◆ Problem
Copy out each line of the material below that holds the string "Федерации".

::: Supplied information

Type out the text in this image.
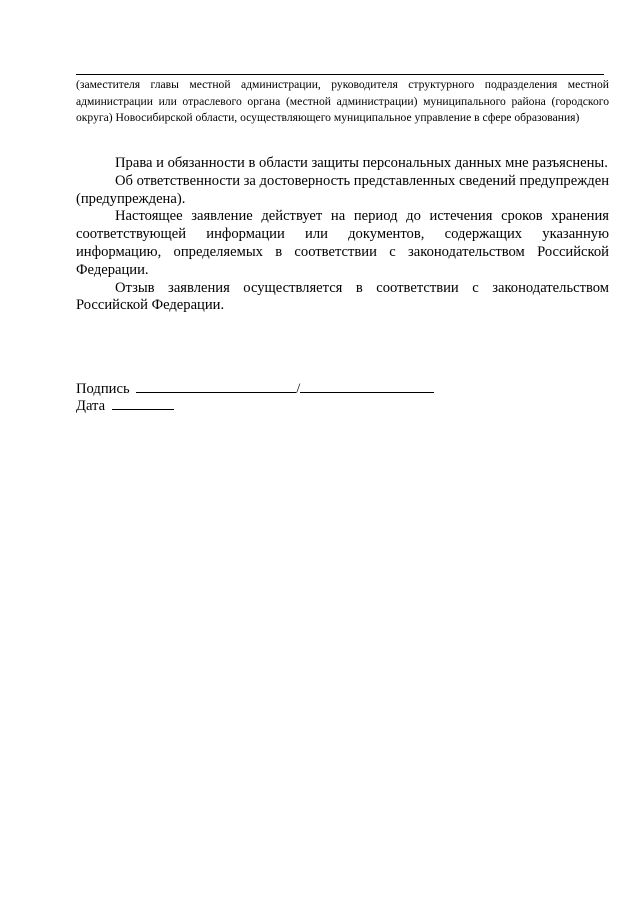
(заместителя главы местной администрации, руководителя структурного подразделения местной администрации или отраслевого органа (местной администрации) муниципального района (городского округа) Новосибирской области, осуществляющего муниципальное управление в сфере образования)

Права и обязанности в области защиты персональных данных мне разъяснены.

Об ответственности за достоверность представленных сведений предупрежден (предупреждена).

Настоящее заявление действует на период до истечения сроков хранения соответствующей информации или документов, содержащих указанную информацию, определяемых в соответствии с законодательством Российской Федерации.

Отзыв заявления осуществляется в соответствии с законодательством Российской Федерации.

Подпись	/
Дата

::::::

◆ The answer
Настоящее заявление действует на период до истечения сроков хранения соответствующей информации или документов, содержащих указанную информацию, определяемых в соответствии с законодательством Российской Федерации.
Отзыв заявления осуществляется в соответствии с законодательством Российской Федерации.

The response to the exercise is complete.